** Start Entries supplied **

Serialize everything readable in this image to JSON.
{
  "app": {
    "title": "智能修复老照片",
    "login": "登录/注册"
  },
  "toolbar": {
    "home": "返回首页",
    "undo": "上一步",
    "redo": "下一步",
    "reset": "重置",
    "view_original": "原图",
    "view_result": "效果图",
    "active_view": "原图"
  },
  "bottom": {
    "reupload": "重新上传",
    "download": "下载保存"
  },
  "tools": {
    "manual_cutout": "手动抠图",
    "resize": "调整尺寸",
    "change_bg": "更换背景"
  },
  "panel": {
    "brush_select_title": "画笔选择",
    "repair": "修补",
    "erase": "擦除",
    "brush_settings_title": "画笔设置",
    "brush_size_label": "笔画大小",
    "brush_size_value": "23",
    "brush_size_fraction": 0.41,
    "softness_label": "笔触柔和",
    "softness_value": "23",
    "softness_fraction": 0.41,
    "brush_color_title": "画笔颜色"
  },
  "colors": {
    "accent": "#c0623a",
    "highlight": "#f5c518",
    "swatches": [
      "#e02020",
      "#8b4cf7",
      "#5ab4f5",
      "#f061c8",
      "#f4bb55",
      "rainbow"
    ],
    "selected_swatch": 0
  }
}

** End Entries supplied **

## [What needs to be done]
Set all of the records down again, exactly as they stand.

## [Solution]
Serialize everything readable in this image to JSON.
{
  "app": {
    "title": "智能修复老照片",
    "login": "登录/注册"
  },
  "toolbar": {
    "home": "返回首页",
    "undo": "上一步",
    "redo": "下一步",
    "reset": "重置",
    "view_original": "原图",
    "view_result": "效果图",
    "active_view": "原图"
  },
  "bottom": {
    "reupload": "重新上传",
    "download": "下载保存"
  },
  "tools": {
    "manual_cutout": "手动抠图",
    "resize": "调整尺寸",
    "change_bg": "更换背景"
  },
  "panel": {
    "brush_select_title": "画笔选择",
    "repair": "修补",
    "erase": "擦除",
    "brush_settings_title": "画笔设置",
    "brush_size_label": "笔画大小",
    "brush_size_value": "23",
    "brush_size_fraction": 0.41,
    "softness_label": "笔触柔和",
    "softness_value": "23",
    "softness_fraction": 0.41,
    "brush_color_title": "画笔颜色"
  },
  "colors": {
    "accent": "#c0623a",
    "highlight": "#f5c518",
    "swatches": [
      "#e02020",
      "#8b4cf7",
      "#5ab4f5",
      "#f061c8",
      "#f4bb55",
      "rainbow"
    ],
    "selected_swatch": 0
  }
}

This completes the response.